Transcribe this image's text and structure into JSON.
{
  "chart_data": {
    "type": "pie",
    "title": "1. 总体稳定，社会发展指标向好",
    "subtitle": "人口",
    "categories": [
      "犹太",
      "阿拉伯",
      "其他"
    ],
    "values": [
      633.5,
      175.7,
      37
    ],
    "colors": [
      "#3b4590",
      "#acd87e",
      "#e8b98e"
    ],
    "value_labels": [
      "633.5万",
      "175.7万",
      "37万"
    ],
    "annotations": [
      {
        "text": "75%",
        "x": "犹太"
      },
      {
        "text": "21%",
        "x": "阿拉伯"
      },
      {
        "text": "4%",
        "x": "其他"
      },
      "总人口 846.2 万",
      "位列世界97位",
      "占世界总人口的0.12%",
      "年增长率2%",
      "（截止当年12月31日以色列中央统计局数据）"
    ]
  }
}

-*-*-

[Given instruction]:
Word for word, extract all the records.

[Written answer]:
Transcribe this image's text and structure into JSON.
{
  "chart_data": {
    "type": "pie",
    "title": "1. 总体稳定，社会发展指标向好",
    "subtitle": "人口",
    "categories": [
      "犹太",
      "阿拉伯",
      "其他"
    ],
    "values": [
      633.5,
      175.7,
      37
    ],
    "colors": [
      "#3b4590",
      "#acd87e",
      "#e8b98e"
    ],
    "value_labels": [
      "633.5万",
      "175.7万",
      "37万"
    ],
    "annotations": [
      {
        "text": "75%",
        "x": "犹太"
      },
      {
        "text": "21%",
        "x": "阿拉伯"
      },
      {
        "text": "4%",
        "x": "其他"
      },
      "总人口 846.2 万",
      "位列世界97位",
      "占世界总人口的0.12%",
      "年增长率2%",
      "（截止当年12月31日以色列中央统计局数据）"
    ]
  }
}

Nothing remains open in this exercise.